Task: Lift out each line of the data that holds "мало".

[START OF Input]

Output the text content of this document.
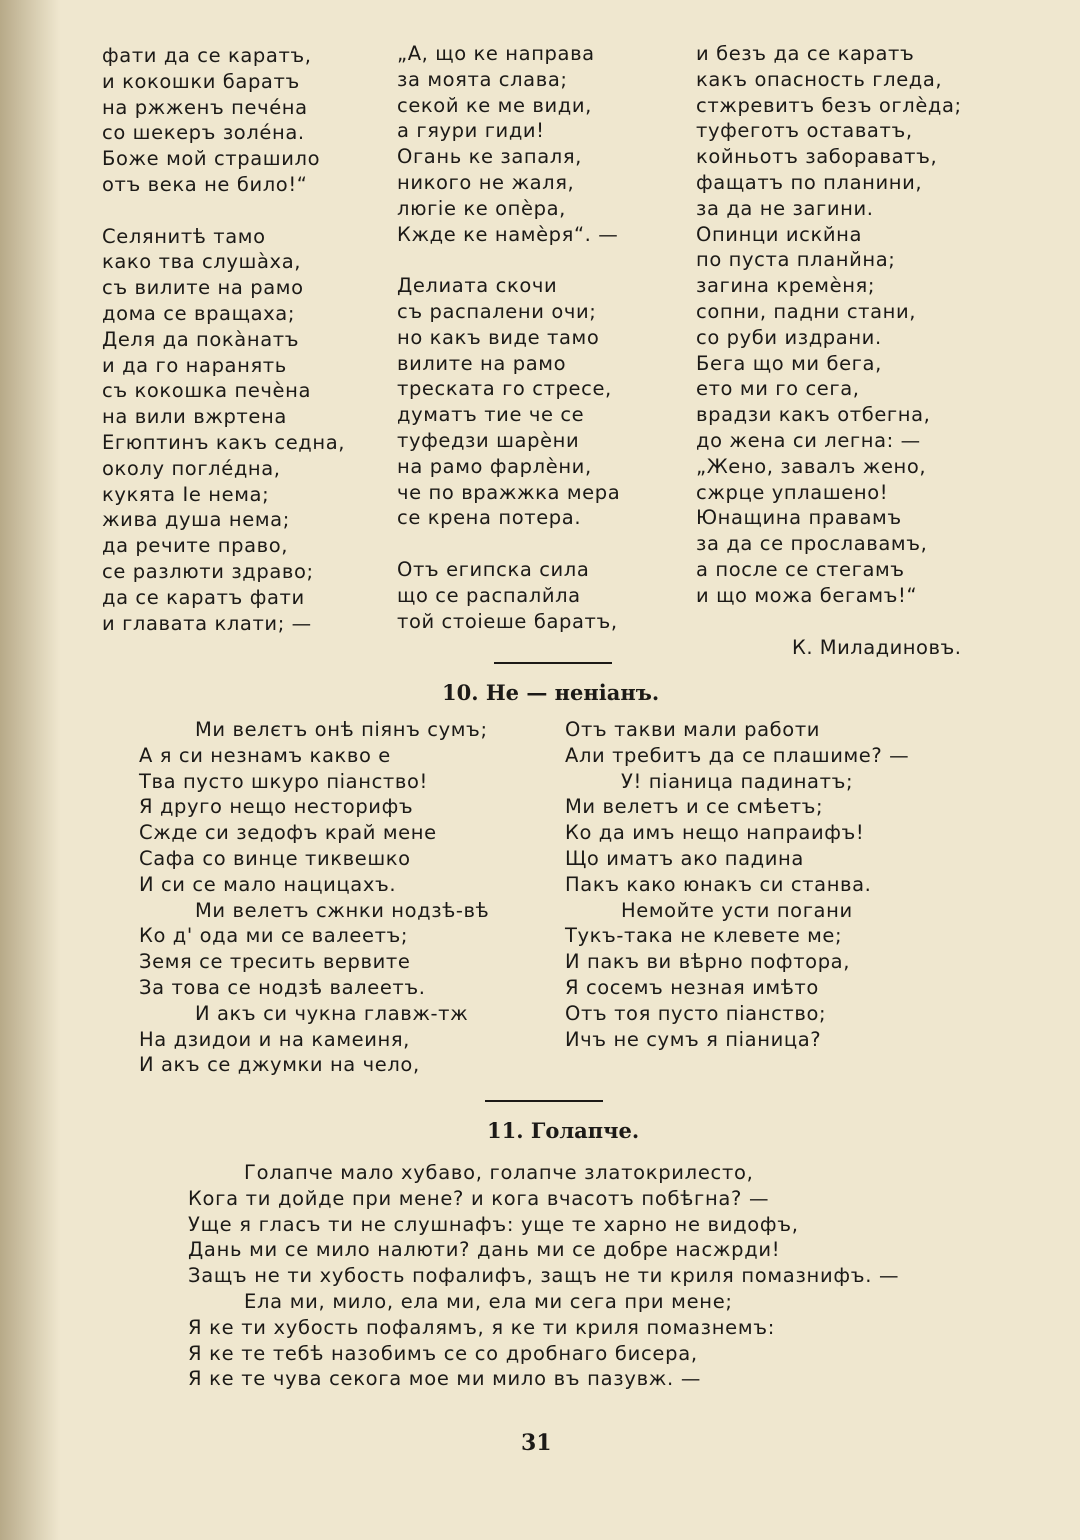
фати да се каратъ,
и кокошки баратъ
на ржженъ печéна
со шекеръ золéна.
Боже мой страшило
отъ века не било!“
Селянитѣ тамо
како тва слушàха,
съ вилите на рамо
дома се вращаха;
Деля да покàнатъ
и да го наранять
съ кокошка печèна
на вили вжртена
Егюптинъ какъ седна,
околу поглéдна,
кукята Iе нема;
жива душа нема;
да речите право,
се разлюти здраво;
да се каратъ фати
и главата клати; —
„А, що ке направа
за моята слава;
секой ке ме види,
а гяури гиди!
Огань ке запаля,
никого не жаля,
люгіе ке опèра,
Кжде ке намèря“. —
Делиата скочи
съ распалени очи;
но какъ виде тамо
вилите на рамо
треската го стресе,
думатъ тие че се
туфедзи шарèни
на рамо фарлèни,
че по вражжка мера
се крена потера.
Отъ египска сила
що се распалйла
той стоіеше баратъ,
и безъ да се каратъ
какъ опасность гледа,
стжревитъ безъ оглèда;
туфеготъ оставатъ,
койньотъ забораватъ,
фащатъ по планини,
за да не загини.
Опинци искйна
по пуста планйна;
загина кремèня;
сопни, падни стани,
со руби издрани.
Бега що ми бега,
ето ми го сега,
врадзи какъ отбегна,
до жена си легна: —
„Жено, завалъ жено,
сжрце уплашено!
Юнащина правамъ
за да се прославамъ,
а после се стегамъ
и що можа бегамъ!“
К. Миладиновъ.
10. Не — неніанъ.
Ми велєтъ онѣ піянъ сумъ;
А я си незнамъ какво е
Тва пусто шкуро піанство!
Я друго нещо несторифъ
Сжде си зедофъ край мене
Сафа со винце тиквешко
И си се мало нацицахъ.
Ми велетъ сжнки нодзѣ-вѣ
Ко д' ода ми се валеетъ;
Земя се тресить вервите
За това се нодзѣ валеетъ.
И акъ си чукна главж-тж
На дзидои и на камеиня,
И акъ се джумки на чело,
Отъ такви мали работи
Али требитъ да се плашиме? —
У! піаница падинатъ;
Ми велетъ и се смѣетъ;
Ко да имъ нещо напраифъ!
Що иматъ ако падина
Пакъ како юнакъ си станва.
Немойте усти погани
Тукъ-така не клевете ме;
И пакъ ви вѣрно пофтора,
Я сосемъ незная имѣто
Отъ тоя пусто піанство;
Ичъ не сумъ я піаница?
11. Голапче.
Голапче мало хубаво, голапче златокрилесто,
Кога ти дойде при мене? и кога вчасотъ побѣгна? —
Уще я гласъ ти не слушнафъ: уще те харно не видофъ,
Дань ми се мило налюти? дань ми се добре насжрди!
Защъ не ти хубость пофалифъ, защъ не ти криля помазнифъ. —
Ела ми, мило, ела ми, ела ми сега при мене;
Я ке ти хубость пофалямъ, я ке ти криля помазнемъ:
Я ке те тебѣ назобимъ се со дробнаго бисера,
Я ке те чува секога мое ми мило въ пазувж. —
31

[END OF Input]

Written solution:
И си се мало нацицахъ.
Голапче мало хубаво, голапче златокрилесто,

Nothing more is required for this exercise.